EXTRACT TO READ =>
= = = = = = =
Instead, P-LHCII was labelled with a microsphere attached to a commercial anti-phosphothreonine (Finzi et al, 2001). Indeed, LHCII becomes phosphorylated on single threonines in the N termini of the LHCB1 and LHCB2 subunits. Western blot analysis confirmed that, under our experimental conditions, only LHCII became phosphorylated and not other minor antenna complexes (supplementary Fig S2 online).

The motion of LHCII-bound microspheres was analysed in video recordings (supplementary movie online) and the amplitude of motion (σ; see Methods) was plotted as a function of time. For LHCII (Fig 2A) and P-LHCII (Fig 2B), the amplitudes of motion were constant over time. Each point in the traces represents the accumulation of 4 s of data, which was sufficient for labelled LHCII to explore the whole area available to it. Indeed, plotting the square of the amplitude of motion (σ²; see Methods) as a function of different accumulation times produced a curve that rose linearly, but quickly reached a plateau (R²; see Methods). LHCII motion only seemed Brownian for times too short to explore the boundaries of corrals (Fig 2C,D)—quantified as the height (R²) of the plateau—which were determined by fitting a function representing confined diffusion. Note that the sizes of the corrals (R) were smaller than that of a granum (≃500 nm).
= = = = = = =
INFORMATION PROVIDED =>
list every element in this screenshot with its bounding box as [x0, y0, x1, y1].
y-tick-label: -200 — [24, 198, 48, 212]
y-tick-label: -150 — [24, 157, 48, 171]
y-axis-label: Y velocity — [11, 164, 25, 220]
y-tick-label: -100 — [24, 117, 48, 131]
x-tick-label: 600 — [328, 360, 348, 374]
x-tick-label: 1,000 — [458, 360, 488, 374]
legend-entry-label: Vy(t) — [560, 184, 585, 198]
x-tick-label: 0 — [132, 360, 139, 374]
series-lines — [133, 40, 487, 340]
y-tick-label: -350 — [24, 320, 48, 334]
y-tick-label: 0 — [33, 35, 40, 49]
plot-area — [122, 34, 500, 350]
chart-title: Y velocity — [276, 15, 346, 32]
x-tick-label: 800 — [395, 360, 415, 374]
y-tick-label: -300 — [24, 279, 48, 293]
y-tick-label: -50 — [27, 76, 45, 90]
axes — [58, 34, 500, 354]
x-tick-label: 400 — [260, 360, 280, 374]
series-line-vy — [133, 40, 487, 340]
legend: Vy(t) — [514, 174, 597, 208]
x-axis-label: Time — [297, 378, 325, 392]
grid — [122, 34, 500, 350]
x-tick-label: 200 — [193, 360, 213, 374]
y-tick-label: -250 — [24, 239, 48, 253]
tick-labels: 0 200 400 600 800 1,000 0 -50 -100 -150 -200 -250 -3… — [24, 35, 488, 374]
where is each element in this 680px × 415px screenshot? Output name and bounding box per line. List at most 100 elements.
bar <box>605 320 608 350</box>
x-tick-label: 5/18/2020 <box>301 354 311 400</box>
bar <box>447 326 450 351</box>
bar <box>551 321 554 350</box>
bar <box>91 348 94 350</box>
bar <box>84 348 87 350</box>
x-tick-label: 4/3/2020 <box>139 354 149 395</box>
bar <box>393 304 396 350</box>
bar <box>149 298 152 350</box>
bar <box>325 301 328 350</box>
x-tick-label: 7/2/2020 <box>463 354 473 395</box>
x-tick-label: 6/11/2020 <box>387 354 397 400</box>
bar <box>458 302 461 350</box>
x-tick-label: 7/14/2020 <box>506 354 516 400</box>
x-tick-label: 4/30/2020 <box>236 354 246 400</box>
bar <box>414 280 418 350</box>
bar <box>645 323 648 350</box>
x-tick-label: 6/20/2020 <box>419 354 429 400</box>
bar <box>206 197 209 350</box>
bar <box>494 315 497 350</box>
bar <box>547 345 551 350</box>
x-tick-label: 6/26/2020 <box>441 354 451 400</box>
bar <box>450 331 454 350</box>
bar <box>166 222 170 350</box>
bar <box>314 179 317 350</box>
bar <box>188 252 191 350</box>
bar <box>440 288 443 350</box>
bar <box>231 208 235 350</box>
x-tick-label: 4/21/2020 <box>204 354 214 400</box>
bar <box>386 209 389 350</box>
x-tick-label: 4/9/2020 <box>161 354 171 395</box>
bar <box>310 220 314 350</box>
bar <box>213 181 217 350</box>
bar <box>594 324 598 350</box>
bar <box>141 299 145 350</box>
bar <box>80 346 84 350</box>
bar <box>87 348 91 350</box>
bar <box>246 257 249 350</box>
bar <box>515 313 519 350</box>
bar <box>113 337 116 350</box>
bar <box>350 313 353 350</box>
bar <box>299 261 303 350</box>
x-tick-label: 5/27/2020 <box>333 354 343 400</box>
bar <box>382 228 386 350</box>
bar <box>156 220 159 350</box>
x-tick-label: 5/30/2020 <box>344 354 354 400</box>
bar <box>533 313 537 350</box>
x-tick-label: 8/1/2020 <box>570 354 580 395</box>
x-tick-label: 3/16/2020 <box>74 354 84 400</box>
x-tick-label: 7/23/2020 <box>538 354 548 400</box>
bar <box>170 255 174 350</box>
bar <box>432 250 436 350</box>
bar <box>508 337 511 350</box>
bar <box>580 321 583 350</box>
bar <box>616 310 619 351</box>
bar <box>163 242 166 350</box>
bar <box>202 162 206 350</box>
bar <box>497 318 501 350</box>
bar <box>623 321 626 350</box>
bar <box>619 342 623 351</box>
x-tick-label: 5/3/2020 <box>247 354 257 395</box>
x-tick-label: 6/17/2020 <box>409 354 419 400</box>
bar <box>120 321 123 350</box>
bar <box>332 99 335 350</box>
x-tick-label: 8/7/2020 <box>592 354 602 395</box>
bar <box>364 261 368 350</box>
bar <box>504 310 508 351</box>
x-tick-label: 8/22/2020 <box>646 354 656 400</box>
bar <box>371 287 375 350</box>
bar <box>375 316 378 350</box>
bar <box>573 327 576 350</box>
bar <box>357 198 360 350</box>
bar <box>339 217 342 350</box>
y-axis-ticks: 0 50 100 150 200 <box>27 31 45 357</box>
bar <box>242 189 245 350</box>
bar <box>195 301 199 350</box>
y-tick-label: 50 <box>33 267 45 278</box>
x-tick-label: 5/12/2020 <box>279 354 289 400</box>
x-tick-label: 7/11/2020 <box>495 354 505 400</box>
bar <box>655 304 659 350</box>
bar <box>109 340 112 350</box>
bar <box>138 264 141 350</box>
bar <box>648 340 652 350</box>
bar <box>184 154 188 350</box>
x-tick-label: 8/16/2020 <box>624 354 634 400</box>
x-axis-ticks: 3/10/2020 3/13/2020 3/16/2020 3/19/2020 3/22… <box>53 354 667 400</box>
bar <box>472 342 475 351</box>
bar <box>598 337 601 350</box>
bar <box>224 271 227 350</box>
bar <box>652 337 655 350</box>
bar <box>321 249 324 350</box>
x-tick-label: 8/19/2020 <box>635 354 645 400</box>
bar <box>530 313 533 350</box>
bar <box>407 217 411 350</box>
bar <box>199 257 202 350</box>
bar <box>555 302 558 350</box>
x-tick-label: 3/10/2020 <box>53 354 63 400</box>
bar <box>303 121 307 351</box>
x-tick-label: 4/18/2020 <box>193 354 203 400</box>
= = = = = = =
TASKS TO PERFORM =>
**A)** Duplicate the stretch of the passage on LHCII motion from "Instead, P-LHCII was" through "Fig S2 online).".
**B)** List every symbol the passage on LHCII motion introduces for a quantity, together with what each symbol denotes.

SOLVED PROBLEMS =>
**A)**
Instead, P-LHCII was labelled with a microsphere attached to a commercial anti-phosphothreonine (Finzi et al, 2001). Indeed, LHCII becomes phosphorylated on single threonines in the N termini of the LHCB1 and LHCB2 subunits. Western blot analysis confirmed that, under our experimental conditions, only LHCII became phosphorylated and not other minor antenna complexes (supplementary Fig S2 online).

**B)**
- σ: the amplitude of motion
- σ²: the square of the amplitude of motion
- R²: the height of the plateau
- R: the sizes of the corrals